··· Supplied text ···

XorNot · 5 months ago
"<number> to beam up" drives my wife nuts and she's right: how the heck does the transporter tech know who they're targeting?

Like sure I guess you could infer it by grouping I guess but how does that selection UI work?

(Though that's far less infuriating then the question of why transporter pattern boosters exist, can be transported, and yet numerous episodes exist of beaming into an environment and not being able to beam out. Why is standard protocol not to always send down a signal booster?)

MisterTea · 5 months ago
Obviously it's all handled by the AI running on the TPU in the communicator powered by a miniature matter-antimatter reactor.
jerf · 5 months ago
Satellite phones fit the bill: https://en.wikipedia.org/wiki/Satellite_phone

They're not communicator sized yet as far as I know, but they've shrunk a lot.

You can't make blanket statements about a massive franchise written by dozens if not hundreds of writers over decades, but generally the communicators are not depicted as being able to communicate much beyond orbit either, so it's not like we need to match some sort of cross-system communication.

···

◆ Requirement A
Answer these questions from the comment thread:
(i) What phrase does XorNot say drives his wife nuts?
(ii) According to MisterTea, what powers the communicator?
(iii) What real-world devices does jerf say fit the bill?
◆ Requirement B
List the usernames of everyone who posted in the comment thread.

··· Given records ···

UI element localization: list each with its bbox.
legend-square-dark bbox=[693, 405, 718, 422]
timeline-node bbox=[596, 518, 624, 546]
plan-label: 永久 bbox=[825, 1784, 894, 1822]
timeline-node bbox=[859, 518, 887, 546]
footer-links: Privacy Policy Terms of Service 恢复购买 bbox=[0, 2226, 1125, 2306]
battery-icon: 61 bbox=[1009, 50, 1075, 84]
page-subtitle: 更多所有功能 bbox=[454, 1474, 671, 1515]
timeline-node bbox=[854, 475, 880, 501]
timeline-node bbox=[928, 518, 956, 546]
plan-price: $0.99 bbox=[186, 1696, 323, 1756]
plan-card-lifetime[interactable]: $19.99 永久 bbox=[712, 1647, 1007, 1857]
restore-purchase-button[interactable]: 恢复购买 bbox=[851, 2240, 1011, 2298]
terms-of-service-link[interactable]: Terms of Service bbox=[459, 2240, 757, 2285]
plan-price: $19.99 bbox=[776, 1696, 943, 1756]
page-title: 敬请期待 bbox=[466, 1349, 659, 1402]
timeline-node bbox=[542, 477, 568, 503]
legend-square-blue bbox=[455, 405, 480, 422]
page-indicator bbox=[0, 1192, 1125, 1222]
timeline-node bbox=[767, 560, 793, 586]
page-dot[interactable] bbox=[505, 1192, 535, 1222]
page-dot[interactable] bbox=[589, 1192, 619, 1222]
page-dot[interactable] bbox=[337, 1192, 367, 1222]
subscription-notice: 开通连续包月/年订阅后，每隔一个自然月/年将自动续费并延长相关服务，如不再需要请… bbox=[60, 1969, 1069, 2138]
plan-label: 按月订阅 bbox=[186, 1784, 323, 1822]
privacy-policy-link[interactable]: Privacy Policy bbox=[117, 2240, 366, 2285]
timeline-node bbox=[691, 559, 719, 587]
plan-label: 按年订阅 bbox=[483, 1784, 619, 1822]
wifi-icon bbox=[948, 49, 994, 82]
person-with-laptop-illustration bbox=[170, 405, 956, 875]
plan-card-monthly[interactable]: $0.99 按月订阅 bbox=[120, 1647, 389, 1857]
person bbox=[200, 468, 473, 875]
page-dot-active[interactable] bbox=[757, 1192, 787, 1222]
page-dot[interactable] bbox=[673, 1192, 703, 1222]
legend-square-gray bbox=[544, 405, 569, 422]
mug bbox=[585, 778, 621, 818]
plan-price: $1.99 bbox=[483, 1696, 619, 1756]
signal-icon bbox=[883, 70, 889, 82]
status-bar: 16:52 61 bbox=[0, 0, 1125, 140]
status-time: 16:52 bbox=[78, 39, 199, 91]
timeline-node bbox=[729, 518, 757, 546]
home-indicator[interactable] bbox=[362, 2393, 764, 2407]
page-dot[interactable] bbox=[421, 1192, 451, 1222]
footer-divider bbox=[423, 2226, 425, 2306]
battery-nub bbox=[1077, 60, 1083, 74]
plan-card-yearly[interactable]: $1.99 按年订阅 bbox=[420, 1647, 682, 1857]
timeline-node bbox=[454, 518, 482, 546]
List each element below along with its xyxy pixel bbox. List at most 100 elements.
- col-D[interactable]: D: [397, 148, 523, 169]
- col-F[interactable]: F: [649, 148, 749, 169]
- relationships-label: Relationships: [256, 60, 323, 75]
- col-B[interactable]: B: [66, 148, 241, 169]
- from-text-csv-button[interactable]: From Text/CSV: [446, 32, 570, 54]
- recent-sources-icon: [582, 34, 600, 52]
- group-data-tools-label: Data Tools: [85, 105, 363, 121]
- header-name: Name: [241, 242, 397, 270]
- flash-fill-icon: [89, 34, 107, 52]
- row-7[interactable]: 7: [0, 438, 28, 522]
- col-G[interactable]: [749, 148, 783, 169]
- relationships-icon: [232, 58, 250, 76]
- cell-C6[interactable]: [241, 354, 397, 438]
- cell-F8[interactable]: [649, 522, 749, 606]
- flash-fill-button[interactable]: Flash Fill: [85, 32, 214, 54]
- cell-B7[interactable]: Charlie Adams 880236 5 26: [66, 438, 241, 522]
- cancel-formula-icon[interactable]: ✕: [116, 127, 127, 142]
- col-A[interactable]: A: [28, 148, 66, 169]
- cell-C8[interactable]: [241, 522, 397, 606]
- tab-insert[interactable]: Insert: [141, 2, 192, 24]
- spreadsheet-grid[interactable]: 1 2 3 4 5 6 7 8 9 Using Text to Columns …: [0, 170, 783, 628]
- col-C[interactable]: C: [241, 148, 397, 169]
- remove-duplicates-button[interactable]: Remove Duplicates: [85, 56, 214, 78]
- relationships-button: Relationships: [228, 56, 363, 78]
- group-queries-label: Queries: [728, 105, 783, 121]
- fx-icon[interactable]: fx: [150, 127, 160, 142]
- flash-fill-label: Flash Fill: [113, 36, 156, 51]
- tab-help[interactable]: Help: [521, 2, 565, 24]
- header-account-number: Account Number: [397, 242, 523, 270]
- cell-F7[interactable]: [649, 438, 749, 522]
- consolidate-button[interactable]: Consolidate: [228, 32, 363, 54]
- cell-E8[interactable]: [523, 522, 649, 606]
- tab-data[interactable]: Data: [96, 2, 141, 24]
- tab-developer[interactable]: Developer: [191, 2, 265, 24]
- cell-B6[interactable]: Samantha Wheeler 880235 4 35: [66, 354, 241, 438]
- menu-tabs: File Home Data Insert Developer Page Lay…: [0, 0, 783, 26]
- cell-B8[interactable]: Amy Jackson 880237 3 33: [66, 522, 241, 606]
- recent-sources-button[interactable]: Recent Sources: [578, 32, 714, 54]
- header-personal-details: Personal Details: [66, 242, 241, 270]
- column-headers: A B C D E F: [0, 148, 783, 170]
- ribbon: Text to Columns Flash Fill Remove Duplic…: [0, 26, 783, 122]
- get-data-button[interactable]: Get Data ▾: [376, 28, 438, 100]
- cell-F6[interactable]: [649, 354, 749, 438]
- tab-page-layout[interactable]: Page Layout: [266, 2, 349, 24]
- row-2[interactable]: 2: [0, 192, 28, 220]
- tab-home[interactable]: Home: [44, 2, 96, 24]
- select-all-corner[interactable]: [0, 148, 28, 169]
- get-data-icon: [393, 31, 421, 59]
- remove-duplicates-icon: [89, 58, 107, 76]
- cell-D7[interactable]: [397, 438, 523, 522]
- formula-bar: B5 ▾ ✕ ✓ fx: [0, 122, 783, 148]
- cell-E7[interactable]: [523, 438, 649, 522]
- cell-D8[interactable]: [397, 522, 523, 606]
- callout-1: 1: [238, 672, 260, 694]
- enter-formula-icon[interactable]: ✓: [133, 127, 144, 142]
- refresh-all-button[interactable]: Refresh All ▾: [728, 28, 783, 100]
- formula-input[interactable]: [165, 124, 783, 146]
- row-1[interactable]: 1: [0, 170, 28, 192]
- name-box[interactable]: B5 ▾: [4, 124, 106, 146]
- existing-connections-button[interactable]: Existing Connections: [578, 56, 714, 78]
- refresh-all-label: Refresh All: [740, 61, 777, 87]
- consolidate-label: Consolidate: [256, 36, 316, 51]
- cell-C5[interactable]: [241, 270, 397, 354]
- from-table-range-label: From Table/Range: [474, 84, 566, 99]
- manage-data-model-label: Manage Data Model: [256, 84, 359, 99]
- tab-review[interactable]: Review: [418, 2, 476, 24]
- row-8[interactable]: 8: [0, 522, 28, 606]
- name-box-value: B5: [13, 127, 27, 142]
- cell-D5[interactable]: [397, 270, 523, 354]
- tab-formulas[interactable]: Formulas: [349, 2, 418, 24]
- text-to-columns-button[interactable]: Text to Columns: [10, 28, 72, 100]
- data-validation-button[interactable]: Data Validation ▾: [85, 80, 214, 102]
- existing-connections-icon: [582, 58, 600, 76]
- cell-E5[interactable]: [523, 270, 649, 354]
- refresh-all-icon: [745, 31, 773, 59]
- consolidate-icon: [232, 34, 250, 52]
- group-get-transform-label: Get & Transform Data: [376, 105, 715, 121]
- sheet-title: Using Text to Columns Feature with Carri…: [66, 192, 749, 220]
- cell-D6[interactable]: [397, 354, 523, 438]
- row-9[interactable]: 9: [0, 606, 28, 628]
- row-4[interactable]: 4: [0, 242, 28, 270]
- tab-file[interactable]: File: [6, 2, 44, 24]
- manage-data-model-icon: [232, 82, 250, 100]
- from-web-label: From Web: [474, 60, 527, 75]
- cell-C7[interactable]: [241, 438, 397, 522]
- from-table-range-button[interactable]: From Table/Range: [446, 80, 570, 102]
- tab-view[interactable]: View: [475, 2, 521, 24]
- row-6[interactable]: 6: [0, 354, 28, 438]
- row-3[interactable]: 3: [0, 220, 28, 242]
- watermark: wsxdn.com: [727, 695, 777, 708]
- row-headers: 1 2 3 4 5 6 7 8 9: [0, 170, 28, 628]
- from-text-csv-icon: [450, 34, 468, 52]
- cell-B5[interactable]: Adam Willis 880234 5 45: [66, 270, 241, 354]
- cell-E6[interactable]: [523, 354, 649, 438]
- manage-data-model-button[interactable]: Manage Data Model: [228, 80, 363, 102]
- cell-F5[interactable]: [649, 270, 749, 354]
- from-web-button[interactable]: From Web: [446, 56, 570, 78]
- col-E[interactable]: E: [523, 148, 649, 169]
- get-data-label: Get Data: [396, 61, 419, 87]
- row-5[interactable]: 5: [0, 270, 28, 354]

···

◆ Response area A
(i) "<number> to beam up"
(ii) A miniature matter-antimatter reactor
(iii) Satellite phones

◆ Response area B
XorNot
MisterTea
jerf